→ **Written exercise**: Output the material beneath this task exactly, images excluded.

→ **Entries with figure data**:
****************************************
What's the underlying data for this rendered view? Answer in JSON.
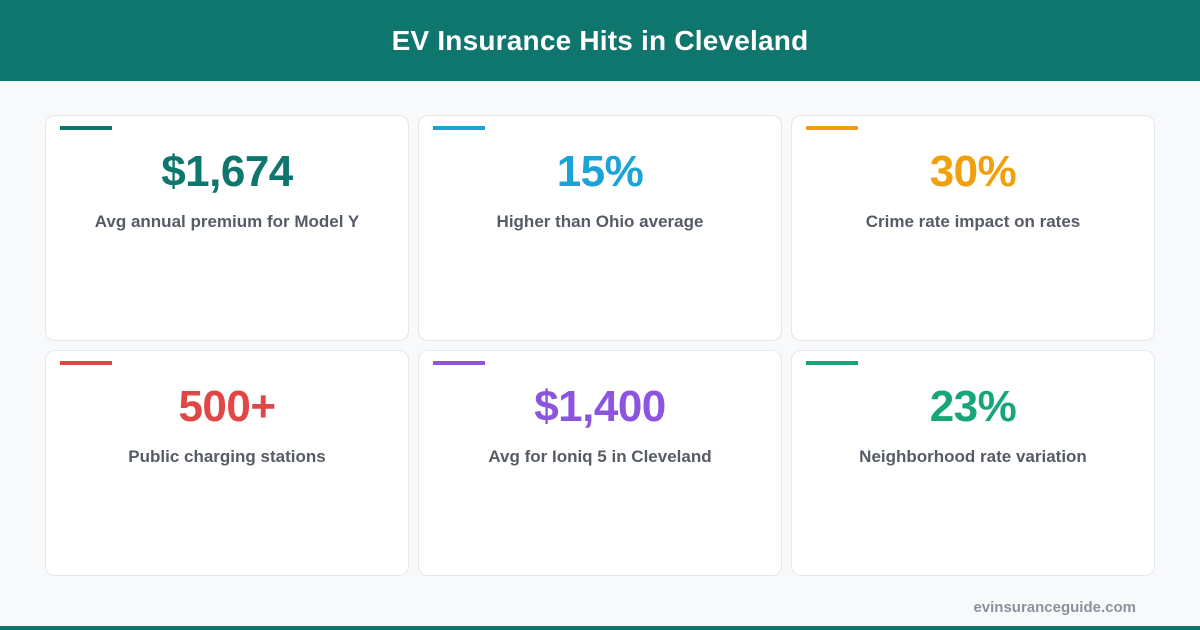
{
  "header": {
    "title": "EV Insurance Hits in Cleveland"
  },
  "cards": [
    {
      "value": "$1,674",
      "label": "Avg annual premium for Model Y",
      "color": "#0f766e"
    },
    {
      "value": "15%",
      "label": "Higher than Ohio average",
      "color": "#1ba3d8"
    },
    {
      "value": "30%",
      "label": "Crime rate impact on rates",
      "color": "#f0a00c"
    },
    {
      "value": "500+",
      "label": "Public charging stations",
      "color": "#e04848"
    },
    {
      "value": "$1,400",
      "label": "Avg for Ioniq 5 in Cleveland",
      "color": "#8b55e0"
    },
    {
      "value": "23%",
      "label": "Neighborhood rate variation",
      "color": "#17a67a"
    }
  ],
  "footer": {
    "url": "evinsuranceguide.com"
  },
  "colors": {
    "brand": "#0f766e",
    "background": "#f8f9fb"
  }
}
****************************************
→ **Reply**:
What's the underlying data for this rendered view? Answer in JSON.
{
  "header": {
    "title": "EV Insurance Hits in Cleveland"
  },
  "cards": [
    {
      "value": "$1,674",
      "label": "Avg annual premium for Model Y",
      "color": "#0f766e"
    },
    {
      "value": "15%",
      "label": "Higher than Ohio average",
      "color": "#1ba3d8"
    },
    {
      "value": "30%",
      "label": "Crime rate impact on rates",
      "color": "#f0a00c"
    },
    {
      "value": "500+",
      "label": "Public charging stations",
      "color": "#e04848"
    },
    {
      "value": "$1,400",
      "label": "Avg for Ioniq 5 in Cleveland",
      "color": "#8b55e0"
    },
    {
      "value": "23%",
      "label": "Neighborhood rate variation",
      "color": "#17a67a"
    }
  ],
  "footer": {
    "url": "evinsuranceguide.com"
  },
  "colors": {
    "brand": "#0f766e",
    "background": "#f8f9fb"
  }
}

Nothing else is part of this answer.